> Exercise task: Repeat all of the records verbatim.

> Records for processing:
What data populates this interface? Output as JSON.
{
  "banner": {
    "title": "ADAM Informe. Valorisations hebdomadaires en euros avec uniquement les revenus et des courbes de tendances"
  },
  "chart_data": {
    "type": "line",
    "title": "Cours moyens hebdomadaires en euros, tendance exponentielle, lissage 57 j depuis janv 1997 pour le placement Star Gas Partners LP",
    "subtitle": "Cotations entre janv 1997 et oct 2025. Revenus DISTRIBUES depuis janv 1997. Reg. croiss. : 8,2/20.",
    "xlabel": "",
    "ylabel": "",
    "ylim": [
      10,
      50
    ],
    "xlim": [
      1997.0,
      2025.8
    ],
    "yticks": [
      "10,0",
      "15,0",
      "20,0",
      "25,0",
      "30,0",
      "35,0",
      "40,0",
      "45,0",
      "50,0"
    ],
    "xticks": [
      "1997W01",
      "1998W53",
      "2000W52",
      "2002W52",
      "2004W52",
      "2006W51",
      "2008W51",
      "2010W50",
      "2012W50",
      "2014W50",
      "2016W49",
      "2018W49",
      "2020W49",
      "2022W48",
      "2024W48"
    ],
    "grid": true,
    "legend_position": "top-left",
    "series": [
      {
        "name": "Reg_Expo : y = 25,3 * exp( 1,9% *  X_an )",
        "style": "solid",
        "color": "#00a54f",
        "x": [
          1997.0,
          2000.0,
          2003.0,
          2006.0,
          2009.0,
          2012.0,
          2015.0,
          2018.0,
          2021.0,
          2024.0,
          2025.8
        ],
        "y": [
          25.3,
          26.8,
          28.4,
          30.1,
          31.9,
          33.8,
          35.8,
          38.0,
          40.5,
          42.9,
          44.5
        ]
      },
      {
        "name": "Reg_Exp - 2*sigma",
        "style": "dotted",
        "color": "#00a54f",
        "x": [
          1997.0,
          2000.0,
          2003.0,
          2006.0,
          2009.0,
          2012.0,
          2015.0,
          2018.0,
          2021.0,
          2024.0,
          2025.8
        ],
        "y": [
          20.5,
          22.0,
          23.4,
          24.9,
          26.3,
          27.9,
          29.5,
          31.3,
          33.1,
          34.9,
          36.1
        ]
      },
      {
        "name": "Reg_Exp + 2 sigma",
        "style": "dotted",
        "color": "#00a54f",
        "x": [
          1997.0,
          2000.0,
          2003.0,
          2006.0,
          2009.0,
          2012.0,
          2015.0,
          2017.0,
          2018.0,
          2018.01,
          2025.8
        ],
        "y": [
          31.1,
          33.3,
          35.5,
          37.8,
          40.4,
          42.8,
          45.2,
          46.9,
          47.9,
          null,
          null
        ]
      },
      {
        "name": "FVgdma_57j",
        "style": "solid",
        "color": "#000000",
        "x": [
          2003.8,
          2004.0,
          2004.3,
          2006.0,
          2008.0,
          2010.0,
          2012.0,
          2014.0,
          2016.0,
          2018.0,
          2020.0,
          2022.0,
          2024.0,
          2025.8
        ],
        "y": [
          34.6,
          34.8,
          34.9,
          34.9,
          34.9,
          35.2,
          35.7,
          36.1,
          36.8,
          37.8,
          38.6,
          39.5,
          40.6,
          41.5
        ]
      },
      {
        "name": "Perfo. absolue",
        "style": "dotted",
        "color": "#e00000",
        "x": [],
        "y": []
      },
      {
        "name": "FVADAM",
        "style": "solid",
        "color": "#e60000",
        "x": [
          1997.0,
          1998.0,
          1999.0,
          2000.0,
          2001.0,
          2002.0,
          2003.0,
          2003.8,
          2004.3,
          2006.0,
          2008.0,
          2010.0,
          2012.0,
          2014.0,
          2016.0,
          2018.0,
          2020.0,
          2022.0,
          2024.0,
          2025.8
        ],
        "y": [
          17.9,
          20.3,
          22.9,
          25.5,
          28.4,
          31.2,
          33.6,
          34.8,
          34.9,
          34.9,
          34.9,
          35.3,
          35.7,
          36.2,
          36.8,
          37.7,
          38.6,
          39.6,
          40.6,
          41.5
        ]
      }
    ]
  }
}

> Exercise solution:
What data populates this interface? Output as JSON.
{
  "banner": {
    "title": "ADAM Informe. Valorisations hebdomadaires en euros avec uniquement les revenus et des courbes de tendances"
  },
  "chart_data": {
    "type": "line",
    "title": "Cours moyens hebdomadaires en euros, tendance exponentielle, lissage 57 j depuis janv 1997 pour le placement Star Gas Partners LP",
    "subtitle": "Cotations entre janv 1997 et oct 2025. Revenus DISTRIBUES depuis janv 1997. Reg. croiss. : 8,2/20.",
    "xlabel": "",
    "ylabel": "",
    "ylim": [
      10,
      50
    ],
    "xlim": [
      1997.0,
      2025.8
    ],
    "yticks": [
      "10,0",
      "15,0",
      "20,0",
      "25,0",
      "30,0",
      "35,0",
      "40,0",
      "45,0",
      "50,0"
    ],
    "xticks": [
      "1997W01",
      "1998W53",
      "2000W52",
      "2002W52",
      "2004W52",
      "2006W51",
      "2008W51",
      "2010W50",
      "2012W50",
      "2014W50",
      "2016W49",
      "2018W49",
      "2020W49",
      "2022W48",
      "2024W48"
    ],
    "grid": true,
    "legend_position": "top-left",
    "series": [
      {
        "name": "Reg_Expo : y = 25,3 * exp( 1,9% *  X_an )",
        "style": "solid",
        "color": "#00a54f",
        "x": [
          1997.0,
          2000.0,
          2003.0,
          2006.0,
          2009.0,
          2012.0,
          2015.0,
          2018.0,
          2021.0,
          2024.0,
          2025.8
        ],
        "y": [
          25.3,
          26.8,
          28.4,
          30.1,
          31.9,
          33.8,
          35.8,
          38.0,
          40.5,
          42.9,
          44.5
        ]
      },
      {
        "name": "Reg_Exp - 2*sigma",
        "style": "dotted",
        "color": "#00a54f",
        "x": [
          1997.0,
          2000.0,
          2003.0,
          2006.0,
          2009.0,
          2012.0,
          2015.0,
          2018.0,
          2021.0,
          2024.0,
          2025.8
        ],
        "y": [
          20.5,
          22.0,
          23.4,
          24.9,
          26.3,
          27.9,
          29.5,
          31.3,
          33.1,
          34.9,
          36.1
        ]
      },
      {
        "name": "Reg_Exp + 2 sigma",
        "style": "dotted",
        "color": "#00a54f",
        "x": [
          1997.0,
          2000.0,
          2003.0,
          2006.0,
          2009.0,
          2012.0,
          2015.0,
          2017.0,
          2018.0,
          2018.01,
          2025.8
        ],
        "y": [
          31.1,
          33.3,
          35.5,
          37.8,
          40.4,
          42.8,
          45.2,
          46.9,
          47.9,
          null,
          null
        ]
      },
      {
        "name": "FVgdma_57j",
        "style": "solid",
        "color": "#000000",
        "x": [
          2003.8,
          2004.0,
          2004.3,
          2006.0,
          2008.0,
          2010.0,
          2012.0,
          2014.0,
          2016.0,
          2018.0,
          2020.0,
          2022.0,
          2024.0,
          2025.8
        ],
        "y": [
          34.6,
          34.8,
          34.9,
          34.9,
          34.9,
          35.2,
          35.7,
          36.1,
          36.8,
          37.8,
          38.6,
          39.5,
          40.6,
          41.5
        ]
      },
      {
        "name": "Perfo. absolue",
        "style": "dotted",
        "color": "#e00000",
        "x": [],
        "y": []
      },
      {
        "name": "FVADAM",
        "style": "solid",
        "color": "#e60000",
        "x": [
          1997.0,
          1998.0,
          1999.0,
          2000.0,
          2001.0,
          2002.0,
          2003.0,
          2003.8,
          2004.3,
          2006.0,
          2008.0,
          2010.0,
          2012.0,
          2014.0,
          2016.0,
          2018.0,
          2020.0,
          2022.0,
          2024.0,
          2025.8
        ],
        "y": [
          17.9,
          20.3,
          22.9,
          25.5,
          28.4,
          31.2,
          33.6,
          34.8,
          34.9,
          34.9,
          34.9,
          35.3,
          35.7,
          36.2,
          36.8,
          37.7,
          38.6,
          39.6,
          40.6,
          41.5
        ]
      }
    ]
  }
}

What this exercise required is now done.